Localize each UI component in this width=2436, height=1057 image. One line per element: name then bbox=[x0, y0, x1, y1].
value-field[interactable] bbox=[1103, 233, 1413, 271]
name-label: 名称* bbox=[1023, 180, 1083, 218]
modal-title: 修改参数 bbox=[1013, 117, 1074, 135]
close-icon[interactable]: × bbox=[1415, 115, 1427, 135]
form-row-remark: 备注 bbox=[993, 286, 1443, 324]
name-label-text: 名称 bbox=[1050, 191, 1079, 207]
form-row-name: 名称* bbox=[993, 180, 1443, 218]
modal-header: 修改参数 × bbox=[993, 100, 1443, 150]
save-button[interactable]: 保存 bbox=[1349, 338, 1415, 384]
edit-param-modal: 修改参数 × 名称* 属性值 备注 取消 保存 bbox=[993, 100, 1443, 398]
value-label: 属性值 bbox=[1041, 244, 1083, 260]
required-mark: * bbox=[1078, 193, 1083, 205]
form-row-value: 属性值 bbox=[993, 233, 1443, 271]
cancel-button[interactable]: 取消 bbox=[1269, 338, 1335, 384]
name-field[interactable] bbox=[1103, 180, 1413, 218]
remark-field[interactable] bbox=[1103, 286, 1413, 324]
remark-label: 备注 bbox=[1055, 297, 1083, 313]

......

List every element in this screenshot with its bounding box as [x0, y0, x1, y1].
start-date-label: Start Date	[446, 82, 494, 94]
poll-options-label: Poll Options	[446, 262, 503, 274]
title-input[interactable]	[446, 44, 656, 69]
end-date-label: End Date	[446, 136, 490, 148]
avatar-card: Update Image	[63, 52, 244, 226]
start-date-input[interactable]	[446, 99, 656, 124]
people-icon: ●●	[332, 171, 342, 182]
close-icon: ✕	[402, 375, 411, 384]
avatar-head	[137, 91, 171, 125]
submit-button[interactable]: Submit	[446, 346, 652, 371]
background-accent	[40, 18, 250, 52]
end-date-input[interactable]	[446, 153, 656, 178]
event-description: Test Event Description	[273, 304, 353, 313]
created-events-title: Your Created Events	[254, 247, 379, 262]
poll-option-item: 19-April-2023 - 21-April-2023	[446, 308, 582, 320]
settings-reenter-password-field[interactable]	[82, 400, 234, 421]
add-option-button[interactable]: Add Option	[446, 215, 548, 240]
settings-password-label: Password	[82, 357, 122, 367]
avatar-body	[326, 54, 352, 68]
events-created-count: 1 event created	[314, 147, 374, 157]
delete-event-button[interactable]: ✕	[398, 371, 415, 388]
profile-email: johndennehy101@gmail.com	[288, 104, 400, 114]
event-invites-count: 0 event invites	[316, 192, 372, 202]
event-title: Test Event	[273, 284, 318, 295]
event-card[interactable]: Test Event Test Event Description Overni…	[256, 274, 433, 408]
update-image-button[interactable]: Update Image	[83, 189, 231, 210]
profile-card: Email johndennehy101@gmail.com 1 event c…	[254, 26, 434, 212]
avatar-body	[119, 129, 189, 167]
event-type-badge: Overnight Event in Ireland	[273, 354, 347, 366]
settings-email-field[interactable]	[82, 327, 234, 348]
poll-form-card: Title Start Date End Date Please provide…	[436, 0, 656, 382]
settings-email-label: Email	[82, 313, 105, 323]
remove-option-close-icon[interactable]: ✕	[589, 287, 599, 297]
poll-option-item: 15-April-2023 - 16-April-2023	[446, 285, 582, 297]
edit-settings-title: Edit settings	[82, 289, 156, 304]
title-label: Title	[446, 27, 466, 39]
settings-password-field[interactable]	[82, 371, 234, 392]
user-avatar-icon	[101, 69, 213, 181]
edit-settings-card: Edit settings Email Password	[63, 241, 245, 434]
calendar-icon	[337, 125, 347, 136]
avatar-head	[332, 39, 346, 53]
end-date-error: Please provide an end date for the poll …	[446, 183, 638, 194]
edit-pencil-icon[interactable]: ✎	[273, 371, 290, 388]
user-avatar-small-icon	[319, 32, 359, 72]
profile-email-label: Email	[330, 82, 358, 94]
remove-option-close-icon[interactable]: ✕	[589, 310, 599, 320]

......

◆ **TASK DESCRIPTION**:
Reproduce verbatim the records beginning with the line that contains "List every element" and ending after the line that contains "400, 234, 421]", both of those lines included.

◆ **CORRECT OUTPUT**:
List every element in this screenshot with its bounding box as [x0, y0, x1, y1].
start-date-label: Start Date	[446, 82, 494, 94]
poll-options-label: Poll Options	[446, 262, 503, 274]
title-input[interactable]	[446, 44, 656, 69]
end-date-label: End Date	[446, 136, 490, 148]
avatar-card: Update Image	[63, 52, 244, 226]
start-date-input[interactable]	[446, 99, 656, 124]
people-icon: ●●	[332, 171, 342, 182]
close-icon: ✕	[402, 375, 411, 384]
avatar-head	[137, 91, 171, 125]
submit-button[interactable]: Submit	[446, 346, 652, 371]
background-accent	[40, 18, 250, 52]
end-date-input[interactable]	[446, 153, 656, 178]
event-description: Test Event Description	[273, 304, 353, 313]
created-events-title: Your Created Events	[254, 247, 379, 262]
poll-option-item: 19-April-2023 - 21-April-2023	[446, 308, 582, 320]
settings-reenter-password-field[interactable]	[82, 400, 234, 421]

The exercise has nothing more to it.